### YOUR INSTRUCTIONS
Copy each line of the entries that contains the word "Houston".
:::::
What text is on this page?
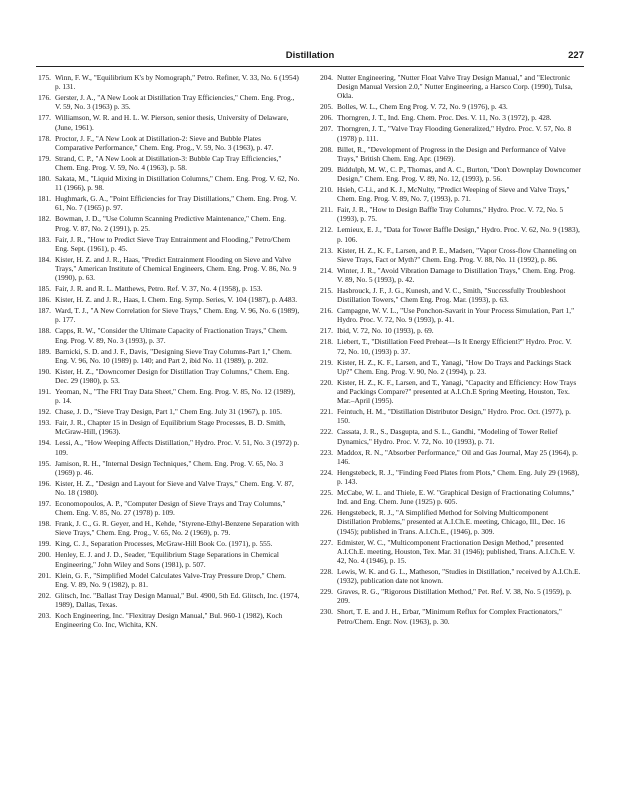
Distillation	227
175. Winn, F. W., "Equilibrium K's by Nomograph," Petro. Refiner, V. 33, No. 6 (1954) p. 131.
176. Gerster, J. A., "A New Look at Distillation Tray Efficiencies," Chem. Eng. Prog., V. 59, No. 3 (1963) p. 35.
177. Williamson, W. R. and H. L. W. Pierson, senior thesis, University of Delaware, (June, 1961).
178. Proctor, J. F., "A New Look at Distillation-2: Sieve and Bubble Plates Comparative Performance," Chem. Eng. Prog., V. 59, No. 3 (1963), p. 47.
179. Strand, C. P., "A New Look at Distillation-3: Bubble Cap Tray Efficiencies," Chem. Eng. Prog. V. 59, No. 4 (1963), p. 58.
180. Sakata, M., "Liquid Mixing in Distillation Columns," Chem. Eng. Prog. V. 62, No. 11 (1966), p. 98.
181. Hughmark, G. A., "Point Efficiencies for Tray Distillations," Chem. Eng. Prog. V. 61, No. 7 (1965) p. 97.
182. Bowman, J. D., "Use Column Scanning Predictive Maintenance," Chem. Eng. Prog. V. 87, No. 2 (1991), p. 25.
183. Fair, J. R., "How to Predict Sieve Tray Entrainment and Flooding," Petro/Chem Eng. Sept. (1961), p. 45.
184. Kister, H. Z. and J. R., Haas, "Predict Entrainment Flooding on Sieve and Valve Trays," American Institute of Chemical Engineers, Chem. Eng. Prog. V. 86, No. 9 (1990), p. 63.
185. Fair, J. R. and R. L. Matthews, Petro. Ref. V. 37, No. 4 (1958), p. 153.
186. Kister, H. Z. and J. R., Haas, I. Chem. Eng. Symp. Series, V. 104 (1987), p. A483.
187. Ward, T. J., "A New Correlation for Sieve Trays," Chem. Eng. V. 96, No. 6 (1989), p. 177.
188. Capps, R. W., "Consider the Ultimate Capacity of Fractionation Trays," Chem. Eng. Prog. V. 89, No. 3 (1993), p. 37.
189. Barnicki, S. D. and J. F., Davis, "Designing Sieve Tray Columns-Part 1," Chem. Eng. V. 96, No. 10 (1989) p. 140; and Part 2, ibid No. 11 (1989), p. 202.
190. Kister, H. Z., "Downcomer Design for Distillation Tray Columns," Chem. Eng. Dec. 29 (1980), p. 53.
191. Yeoman, N., "The FRI Tray Data Sheet," Chem. Eng. Prog. V. 85, No. 12 (1989), p. 14.
192. Chase, J. D., "Sieve Tray Design, Part 1," Chem Eng. July 31 (1967), p. 105.
193. Fair, J. R., Chapter 15 in Design of Equilibrium Stage Processes, B. D. Smith, McGraw-Hill, (1963).
194. Lessi, A., "How Weeping Affects Distillation," Hydro. Proc. V. 51, No. 3 (1972) p. 109.
195. Jamison, R. H., "Internal Design Techniques," Chem. Eng. Prog. V. 65, No. 3 (1969) p. 46.
196. Kister, H. Z., "Design and Layout for Sieve and Valve Trays," Chem. Eng. V. 87, No. 18 (1980).
197. Economopoulos, A. P., "Computer Design of Sieve Trays and Tray Columns," Chem. Eng. V. 85, No. 27 (1978) p. 109.
198. Frank, J. C., G. R. Geyer, and H., Kehde, "Styrene-Ethyl-Benzene Separation with Sieve Trays," Chem. Eng. Prog., V. 65, No. 2 (1969), p. 79.
199. King, C. J., Separation Processes, McGraw-Hill Book Co. (1971), p. 555.
200. Henley, E. J. and J. D., Seader, "Equilibrium Stage Separations in Chemical Engineering," John Wiley and Sons (1981), p. 507.
201. Klein, G. F., "Simplified Model Calculates Valve-Tray Pressure Drop," Chem. Eng. V. 89, No. 9 (1982), p. 81.
202. Glitsch, Inc. "Ballast Tray Design Manual," Bul. 4900, 5th Ed. Glitsch, Inc. (1974, 1989), Dallas, Texas.
203. Koch Engineering, Inc. "Flexitray Design Manual," Bul. 960-1 (1982), Koch Engineering Co. Inc, Wichita, KN.
204. Nutter Engineering, "Nutter Float Valve Tray Design Manual," and "Electronic Design Manual Version 2.0," Nutter Engineering, a Harsco Corp. (1990), Tulsa, Okla.
205. Bolles, W. L., Chem Eng Prog. V. 72, No. 9 (1976), p. 43.
206. Thorngren, J. T., Ind. Eng. Chem. Proc. Des. V. 11, No. 3 (1972), p. 428.
207. Thorngren, J. T., "Valve Tray Flooding Generalized," Hydro. Proc. V. 57, No. 8 (1978) p. 111.
208. Billet, R., "Development of Progress in the Design and Performance of Valve Trays," British Chem. Eng. Apr. (1969).
209. Biddulph, M. W., C. P., Thomas, and A. C., Burton, "Don't Downplay Downcomer Design," Chem. Eng. Prog. V. 89, No. 12, (1993), p. 56.
210. Hsieh, C-Li., and K. J., McNulty, "Predict Weeping of Sieve and Valve Trays," Chem. Eng. Prog. V. 89, No. 7, (1993), p. 71.
211. Fair, J. R., "How to Design Baffle Tray Columns," Hydro. Proc. V. 72, No. 5 (1993), p. 75.
212. Lemieux, E. J., "Data for Tower Baffle Design," Hydro. Proc. V. 62, No. 9 (1983), p. 106.
213. Kister, H. Z., K. F., Larsen, and P. E., Madsen, "Vapor Cross-flow Channeling on Sieve Trays, Fact or Myth?" Chem. Eng. Prog. V. 88, No. 11 (1992), p. 86.
214. Winter, J. R., "Avoid Vibration Damage to Distillation Trays," Chem. Eng. Prog. V. 89, No. 5 (1993), p. 42.
215. Hasbrouck, J. F., J. G., Kunesh, and V. C., Smith, "Successfully Troubleshoot Distillation Towers," Chem Eng. Prog. Mar. (1993), p. 63.
216. Campagne, W. V. L., "Use Ponchon-Savarit in Your Process Simulation, Part 1," Hydro. Proc. V. 72, No. 9 (1993), p. 41.
217. Ibid, V. 72, No. 10 (1993), p. 69.
218. Liebert, T., "Distillation Feed Preheat—Is It Energy Efficient?" Hydro. Proc. V. 72, No. 10, (1993) p. 37.
219. Kister, H. Z., K. F., Larsen, and T., Yanagi, "How Do Trays and Packings Stack Up?" Chem. Eng. Prog. V. 90, No. 2 (1994), p. 23.
220. Kister, H. Z., K. F., Larsen, and T., Yanagi, "Capacity and Efficiency: How Trays and Packings Compare?" presented at A.I.Ch.E Spring Meeting, Houston, Tex. Mar.–April (1995).
221. Feintuch, H. M., "Distillation Distributor Design," Hydro. Proc. Oct. (1977), p. 150.
222. Cassata, J. R., S., Dasgupta, and S. L., Gandhi, "Modeling of Tower Relief Dynamics," Hydro. Proc. V. 72, No. 10 (1993), p. 71.
223. Maddox, R. N., "Absorber Performance," Oil and Gas Journal, May 25 (1964), p. 146.
224. Hengstebeck, R. J., "Finding Feed Plates from Plots," Chem. Eng. July 29 (1968), p. 143.
225. McCabe, W. L. and Thiele, E. W. "Graphical Design of Fractionating Columns," Ind. and Eng. Chem. June (1925) p. 605.
226. Hengstebeck, R. J., "A Simplified Method for Solving Multicomponent Distillation Problems," presented at A.I.Ch.E. meeting, Chicago, Ill., Dec. 16 (1945); published in Trans. A.I.Ch.E., (1946), p. 309.
227. Edmister, W. C., "Multicomponent Fractionation Design Method," presented A.I.Ch.E. meeting, Houston, Tex. Mar. 31 (1946); published, Trans. A.I.Ch.E. V. 42, No. 4 (1946), p. 15.
228. Lewis, W. K. and G. L., Matheson, "Studies in Distillation," received by A.I.Ch.E. (1932), publication date not known.
229. Graves, R. G., "Rigorous Distillation Method," Pet. Ref. V. 38, No. 5 (1959), p. 209.
230. Short, T. E. and J. H., Erbar, "Minimum Reflux for Complex Fractionators," Petro/Chem. Engr. Nov. (1963), p. 30.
:::::
### OUTPUT OF THE TASK
220. Kister, H. Z., K. F., Larsen, and T., Yanagi, "Capacity and Efficiency: How Trays and Packings Compare?" presented at A.I.Ch.E Spring Meeting, Houston, Tex. Mar.–April (1995).
227. Edmister, W. C., "Multicomponent Fractionation Design Method," presented A.I.Ch.E. meeting, Houston, Tex. Mar. 31 (1946); published, Trans. A.I.Ch.E. V. 42, No. 4 (1946), p. 15.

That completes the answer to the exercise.